# GIVEN PASSAGE
^^^^
IN THE UNITED STATES DISTRICT COURT FOR THE MIDDLE DISTRICT OF PENNSYLVANIA


September 12, 2008

MARY ANN CLARK, INDIVIDUALLY AND AS ADMINISTRATRIX FOR THE ESTATE OF DR. JOHN J. YELENIC, JUDGE SYLVIA H. RAMBO PLAINTIFF
v.
KEVIN FOLEY, MICHELE YELENIC, BRIAN BONO, JAMES FRY, DANIEL ZENISEK, BRAD SHIELDS, DEANA KIRKLAND, JEFFREY MILLER, JAMES FULMER, AND ALLISON JACOBS, DEFENDANTS.

MEMORANDUM

This lawsuit arises out of the shooting death of Dr. John Yelenic in Indiana County, Pennsylvania. Yelenic's niece, Mary Ann Clark, brings this action on behalf of herself and as administratrix of John Yelenic's estate. Two issues are currently before the court: (1) whether default judgment should be granted against Defendants Michelle Yelenic and Kevin Foley for failure to file a timely response to the complaint; and (2) whether this case should be transferred to the United States District Court for the Western District of Pennsylvania for the convenience of the parties and witnesses pursuant to 28 U.S.C. § 1404. For the reasons that follow, default judgment will not be granted, and this case shall be transferred to the United States District Court for the Western District of Pennsylvania.
^^^^
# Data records
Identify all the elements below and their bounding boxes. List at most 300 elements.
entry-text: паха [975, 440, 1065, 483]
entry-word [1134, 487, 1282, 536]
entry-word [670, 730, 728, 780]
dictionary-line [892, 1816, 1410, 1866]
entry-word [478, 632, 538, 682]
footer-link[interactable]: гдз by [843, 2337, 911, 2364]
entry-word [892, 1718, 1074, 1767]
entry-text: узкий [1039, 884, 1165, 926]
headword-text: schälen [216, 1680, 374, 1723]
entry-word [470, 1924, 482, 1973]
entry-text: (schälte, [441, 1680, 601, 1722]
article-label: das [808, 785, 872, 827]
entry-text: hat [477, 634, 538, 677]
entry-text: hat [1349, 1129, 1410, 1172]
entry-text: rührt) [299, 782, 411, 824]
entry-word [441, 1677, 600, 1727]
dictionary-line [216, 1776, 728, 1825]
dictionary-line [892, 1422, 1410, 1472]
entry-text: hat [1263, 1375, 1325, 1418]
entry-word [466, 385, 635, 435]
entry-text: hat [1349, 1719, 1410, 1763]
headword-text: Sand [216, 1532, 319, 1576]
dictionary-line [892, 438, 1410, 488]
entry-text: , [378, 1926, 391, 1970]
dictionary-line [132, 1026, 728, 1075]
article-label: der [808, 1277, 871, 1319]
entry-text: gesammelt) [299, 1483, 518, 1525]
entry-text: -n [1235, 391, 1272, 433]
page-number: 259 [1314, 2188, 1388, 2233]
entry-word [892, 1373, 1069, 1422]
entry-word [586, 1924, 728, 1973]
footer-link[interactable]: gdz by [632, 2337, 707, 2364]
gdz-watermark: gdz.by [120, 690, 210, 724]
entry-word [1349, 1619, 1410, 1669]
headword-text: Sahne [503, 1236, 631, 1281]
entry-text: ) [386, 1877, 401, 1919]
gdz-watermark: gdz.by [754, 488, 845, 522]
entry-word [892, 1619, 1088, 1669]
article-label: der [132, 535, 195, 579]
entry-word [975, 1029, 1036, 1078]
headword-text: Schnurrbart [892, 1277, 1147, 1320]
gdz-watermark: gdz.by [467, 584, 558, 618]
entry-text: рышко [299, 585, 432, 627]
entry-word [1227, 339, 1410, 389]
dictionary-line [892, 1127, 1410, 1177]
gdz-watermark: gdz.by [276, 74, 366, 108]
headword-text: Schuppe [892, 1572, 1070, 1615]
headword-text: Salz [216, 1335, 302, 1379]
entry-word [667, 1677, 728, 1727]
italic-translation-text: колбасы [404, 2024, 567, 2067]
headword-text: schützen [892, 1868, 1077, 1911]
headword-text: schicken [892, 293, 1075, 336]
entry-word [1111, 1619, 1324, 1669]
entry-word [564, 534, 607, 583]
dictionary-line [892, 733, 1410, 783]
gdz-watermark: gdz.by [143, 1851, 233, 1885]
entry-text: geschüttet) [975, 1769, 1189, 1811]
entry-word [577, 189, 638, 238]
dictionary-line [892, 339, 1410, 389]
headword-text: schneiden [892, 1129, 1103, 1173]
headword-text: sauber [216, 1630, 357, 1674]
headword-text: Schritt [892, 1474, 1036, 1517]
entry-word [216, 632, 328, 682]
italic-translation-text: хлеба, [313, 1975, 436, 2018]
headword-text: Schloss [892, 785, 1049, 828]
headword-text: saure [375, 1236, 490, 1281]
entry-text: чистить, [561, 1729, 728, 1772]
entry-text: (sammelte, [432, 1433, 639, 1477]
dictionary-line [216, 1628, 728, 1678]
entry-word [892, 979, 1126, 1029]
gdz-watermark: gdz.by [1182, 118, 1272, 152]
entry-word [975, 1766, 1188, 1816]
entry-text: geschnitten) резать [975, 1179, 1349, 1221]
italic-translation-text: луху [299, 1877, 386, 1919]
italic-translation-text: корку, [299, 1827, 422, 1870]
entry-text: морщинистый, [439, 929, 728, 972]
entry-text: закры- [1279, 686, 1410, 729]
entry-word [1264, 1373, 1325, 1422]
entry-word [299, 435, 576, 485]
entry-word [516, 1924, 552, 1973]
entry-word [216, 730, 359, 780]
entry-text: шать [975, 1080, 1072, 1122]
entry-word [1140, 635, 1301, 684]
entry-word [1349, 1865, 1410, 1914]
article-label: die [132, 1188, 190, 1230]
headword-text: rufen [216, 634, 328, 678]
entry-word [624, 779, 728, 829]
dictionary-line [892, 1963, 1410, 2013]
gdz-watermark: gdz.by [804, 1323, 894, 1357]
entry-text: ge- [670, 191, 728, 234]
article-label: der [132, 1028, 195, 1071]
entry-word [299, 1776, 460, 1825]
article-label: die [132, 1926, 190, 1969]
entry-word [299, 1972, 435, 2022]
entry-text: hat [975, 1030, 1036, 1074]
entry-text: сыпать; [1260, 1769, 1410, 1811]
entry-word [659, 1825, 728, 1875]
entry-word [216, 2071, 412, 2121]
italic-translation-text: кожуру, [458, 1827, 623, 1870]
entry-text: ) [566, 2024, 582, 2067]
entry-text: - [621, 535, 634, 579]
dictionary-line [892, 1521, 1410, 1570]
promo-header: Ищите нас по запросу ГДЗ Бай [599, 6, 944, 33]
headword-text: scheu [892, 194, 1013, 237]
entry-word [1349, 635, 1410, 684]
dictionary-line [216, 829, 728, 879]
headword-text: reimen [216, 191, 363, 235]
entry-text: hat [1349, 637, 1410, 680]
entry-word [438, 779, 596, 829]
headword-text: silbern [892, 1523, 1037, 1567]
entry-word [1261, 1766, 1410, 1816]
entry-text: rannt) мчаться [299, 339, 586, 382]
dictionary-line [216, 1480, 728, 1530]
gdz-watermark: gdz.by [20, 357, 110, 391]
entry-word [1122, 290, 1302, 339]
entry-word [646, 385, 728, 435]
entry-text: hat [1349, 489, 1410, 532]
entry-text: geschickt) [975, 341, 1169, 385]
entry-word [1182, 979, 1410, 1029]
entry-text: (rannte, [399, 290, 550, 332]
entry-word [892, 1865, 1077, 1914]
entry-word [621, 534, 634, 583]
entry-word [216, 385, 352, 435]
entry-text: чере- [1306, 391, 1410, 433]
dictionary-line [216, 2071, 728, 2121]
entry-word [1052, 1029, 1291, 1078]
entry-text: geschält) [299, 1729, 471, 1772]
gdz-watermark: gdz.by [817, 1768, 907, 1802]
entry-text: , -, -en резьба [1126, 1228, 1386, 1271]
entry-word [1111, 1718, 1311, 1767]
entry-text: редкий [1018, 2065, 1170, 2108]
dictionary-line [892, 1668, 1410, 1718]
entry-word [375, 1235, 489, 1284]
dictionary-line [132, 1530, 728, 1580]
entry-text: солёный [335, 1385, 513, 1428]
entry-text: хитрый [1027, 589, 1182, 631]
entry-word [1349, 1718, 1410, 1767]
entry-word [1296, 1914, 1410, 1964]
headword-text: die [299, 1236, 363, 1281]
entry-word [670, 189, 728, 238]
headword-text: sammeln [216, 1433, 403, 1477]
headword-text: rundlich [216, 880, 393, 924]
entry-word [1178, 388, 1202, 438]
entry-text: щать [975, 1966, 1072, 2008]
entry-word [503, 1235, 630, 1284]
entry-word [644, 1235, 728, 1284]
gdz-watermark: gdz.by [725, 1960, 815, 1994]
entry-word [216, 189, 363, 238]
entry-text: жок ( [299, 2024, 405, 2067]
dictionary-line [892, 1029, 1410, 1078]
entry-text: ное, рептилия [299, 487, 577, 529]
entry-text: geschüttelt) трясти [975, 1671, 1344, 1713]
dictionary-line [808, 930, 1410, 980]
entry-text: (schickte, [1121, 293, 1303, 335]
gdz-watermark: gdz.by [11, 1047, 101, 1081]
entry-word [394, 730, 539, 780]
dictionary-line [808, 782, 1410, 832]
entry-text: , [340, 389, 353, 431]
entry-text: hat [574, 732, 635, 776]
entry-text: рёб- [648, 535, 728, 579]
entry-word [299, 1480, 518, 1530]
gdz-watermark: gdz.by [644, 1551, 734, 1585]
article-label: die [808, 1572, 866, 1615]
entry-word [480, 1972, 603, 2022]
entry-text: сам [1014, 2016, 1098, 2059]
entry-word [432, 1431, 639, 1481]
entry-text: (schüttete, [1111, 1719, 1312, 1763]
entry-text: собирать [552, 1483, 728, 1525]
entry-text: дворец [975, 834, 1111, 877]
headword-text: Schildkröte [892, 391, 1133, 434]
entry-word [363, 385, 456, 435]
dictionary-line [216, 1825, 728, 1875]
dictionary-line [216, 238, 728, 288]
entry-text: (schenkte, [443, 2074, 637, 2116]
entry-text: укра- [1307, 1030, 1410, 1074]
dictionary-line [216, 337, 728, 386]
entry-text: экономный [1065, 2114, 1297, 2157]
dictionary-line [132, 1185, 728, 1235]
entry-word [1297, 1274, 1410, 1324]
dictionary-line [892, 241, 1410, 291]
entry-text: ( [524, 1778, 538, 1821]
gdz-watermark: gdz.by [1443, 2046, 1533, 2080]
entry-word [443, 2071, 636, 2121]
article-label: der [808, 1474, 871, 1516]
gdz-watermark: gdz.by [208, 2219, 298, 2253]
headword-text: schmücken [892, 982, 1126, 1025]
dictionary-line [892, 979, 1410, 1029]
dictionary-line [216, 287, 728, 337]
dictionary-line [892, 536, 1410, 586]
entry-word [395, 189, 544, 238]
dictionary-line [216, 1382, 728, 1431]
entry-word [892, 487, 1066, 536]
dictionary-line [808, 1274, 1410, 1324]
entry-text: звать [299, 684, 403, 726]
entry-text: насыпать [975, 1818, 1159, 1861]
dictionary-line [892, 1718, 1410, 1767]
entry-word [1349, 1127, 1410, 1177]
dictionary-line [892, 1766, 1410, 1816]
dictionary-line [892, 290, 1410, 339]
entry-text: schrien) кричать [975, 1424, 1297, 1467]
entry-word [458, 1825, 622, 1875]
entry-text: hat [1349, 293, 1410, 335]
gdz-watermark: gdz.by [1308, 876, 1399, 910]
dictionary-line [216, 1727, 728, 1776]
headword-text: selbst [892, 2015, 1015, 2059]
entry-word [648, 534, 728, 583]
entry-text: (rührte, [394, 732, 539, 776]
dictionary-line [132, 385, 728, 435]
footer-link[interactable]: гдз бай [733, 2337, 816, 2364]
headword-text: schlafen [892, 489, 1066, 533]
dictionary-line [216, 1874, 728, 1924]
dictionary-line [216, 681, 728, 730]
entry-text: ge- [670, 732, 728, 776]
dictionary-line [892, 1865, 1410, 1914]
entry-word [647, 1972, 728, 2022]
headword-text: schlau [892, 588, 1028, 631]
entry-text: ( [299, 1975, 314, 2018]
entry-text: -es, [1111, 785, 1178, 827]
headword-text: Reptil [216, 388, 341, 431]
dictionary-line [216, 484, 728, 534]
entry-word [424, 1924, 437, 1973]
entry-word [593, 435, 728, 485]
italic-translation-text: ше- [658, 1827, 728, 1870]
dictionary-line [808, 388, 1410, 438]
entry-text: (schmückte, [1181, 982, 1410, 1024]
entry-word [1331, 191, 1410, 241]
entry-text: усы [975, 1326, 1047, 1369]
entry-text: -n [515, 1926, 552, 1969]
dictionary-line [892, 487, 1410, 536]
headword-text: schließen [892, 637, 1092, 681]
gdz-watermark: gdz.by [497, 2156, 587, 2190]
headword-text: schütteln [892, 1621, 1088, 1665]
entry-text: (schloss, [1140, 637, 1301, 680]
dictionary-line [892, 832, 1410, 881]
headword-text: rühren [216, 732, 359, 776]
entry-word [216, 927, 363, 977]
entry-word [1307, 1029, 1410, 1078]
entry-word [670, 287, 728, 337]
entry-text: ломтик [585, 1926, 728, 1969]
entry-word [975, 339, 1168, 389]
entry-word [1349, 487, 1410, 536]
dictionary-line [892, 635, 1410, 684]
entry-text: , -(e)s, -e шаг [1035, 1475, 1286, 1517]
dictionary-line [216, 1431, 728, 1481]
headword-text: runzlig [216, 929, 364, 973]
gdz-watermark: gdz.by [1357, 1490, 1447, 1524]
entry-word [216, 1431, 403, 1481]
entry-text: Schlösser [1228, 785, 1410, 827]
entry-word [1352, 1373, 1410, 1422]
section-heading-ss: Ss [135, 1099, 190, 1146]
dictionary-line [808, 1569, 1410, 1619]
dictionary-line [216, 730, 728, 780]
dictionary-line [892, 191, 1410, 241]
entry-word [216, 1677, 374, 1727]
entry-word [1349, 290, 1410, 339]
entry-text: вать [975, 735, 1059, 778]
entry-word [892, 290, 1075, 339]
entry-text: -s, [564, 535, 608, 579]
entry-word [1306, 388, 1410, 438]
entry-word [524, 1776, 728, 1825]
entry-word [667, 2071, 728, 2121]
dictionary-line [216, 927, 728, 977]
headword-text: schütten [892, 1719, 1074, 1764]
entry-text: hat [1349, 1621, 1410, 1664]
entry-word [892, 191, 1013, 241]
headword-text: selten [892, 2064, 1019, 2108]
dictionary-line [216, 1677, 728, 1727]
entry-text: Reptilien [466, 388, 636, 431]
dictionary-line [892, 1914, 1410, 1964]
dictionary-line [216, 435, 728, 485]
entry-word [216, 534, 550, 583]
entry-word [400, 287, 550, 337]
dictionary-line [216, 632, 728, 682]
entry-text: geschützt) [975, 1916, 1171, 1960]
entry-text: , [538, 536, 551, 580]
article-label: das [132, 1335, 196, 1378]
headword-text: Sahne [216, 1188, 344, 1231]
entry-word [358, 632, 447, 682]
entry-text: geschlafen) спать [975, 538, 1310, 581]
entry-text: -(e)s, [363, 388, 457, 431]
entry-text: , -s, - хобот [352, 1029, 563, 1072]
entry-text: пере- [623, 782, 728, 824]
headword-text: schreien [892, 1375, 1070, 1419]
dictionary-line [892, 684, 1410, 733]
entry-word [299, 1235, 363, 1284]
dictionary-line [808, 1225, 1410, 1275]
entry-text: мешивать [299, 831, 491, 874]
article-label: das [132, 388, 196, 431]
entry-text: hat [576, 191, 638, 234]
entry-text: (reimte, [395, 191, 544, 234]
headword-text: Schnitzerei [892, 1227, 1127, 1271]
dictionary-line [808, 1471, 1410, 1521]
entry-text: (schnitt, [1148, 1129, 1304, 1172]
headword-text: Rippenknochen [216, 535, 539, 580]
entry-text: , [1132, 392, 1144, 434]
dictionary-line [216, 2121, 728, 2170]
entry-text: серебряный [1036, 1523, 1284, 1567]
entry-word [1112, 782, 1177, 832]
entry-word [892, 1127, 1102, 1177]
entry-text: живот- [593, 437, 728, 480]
^^^^
# OBJECTIVES
a) According to the court memorandum, to which court will this case be transferred?
b) Continue the court memorandum on the shooting death of Dr. John Yelenic from the end of its last paragraph.

# ANSWERS FOR THE EXERCISE
a) The United States District Court for the Western District of Pennsylvania.

b)
I. Background

A. Facts

The facts are drawn from Plaintiff's complaint, and taken as true for the purpose of deciding this motion. In 2004, Dr. John Yelenic, a dentist in Blairsville, Pennsylvania, separated from his wife Michelle Yelenic. The same year, Michelle Yelenic started dating Kevin Foley, a Pennsylvania State Police ("PSP") officer stationed at the Indiana PSP barracks, who eventually moved in with her. Throughout the separation, the Yelenic's relationship remained acrimonious, and Michelle Yelenic frequently demanded money from her estranged husband. In 2006, Dr. Yelenic filed for divorce. On April 13, 2006, just before the final divorce papers were to be signed, Dr. Yelenic was murdered, allegedly by Foley, with the assistance of Michelle Yelenic and Brian Bono, another PSP officer.

Foley has been arrested for Dr. Yelenic's murder and is currently incarcerated and awaiting trial in Indiana County. Plaintiff alleges that before the murder, Foley made numerous threats to kill Dr. Yelenic, while in the presence of fellow PSP officers stationed at the Indiana PSP barracks. According to Plaintiff, the murder could have been avoided if the PSP officers who heard the threats had reported them. Plaintiff further alleges that the PSP intentionally hampered the investigation of Dr. Yelenic's murder.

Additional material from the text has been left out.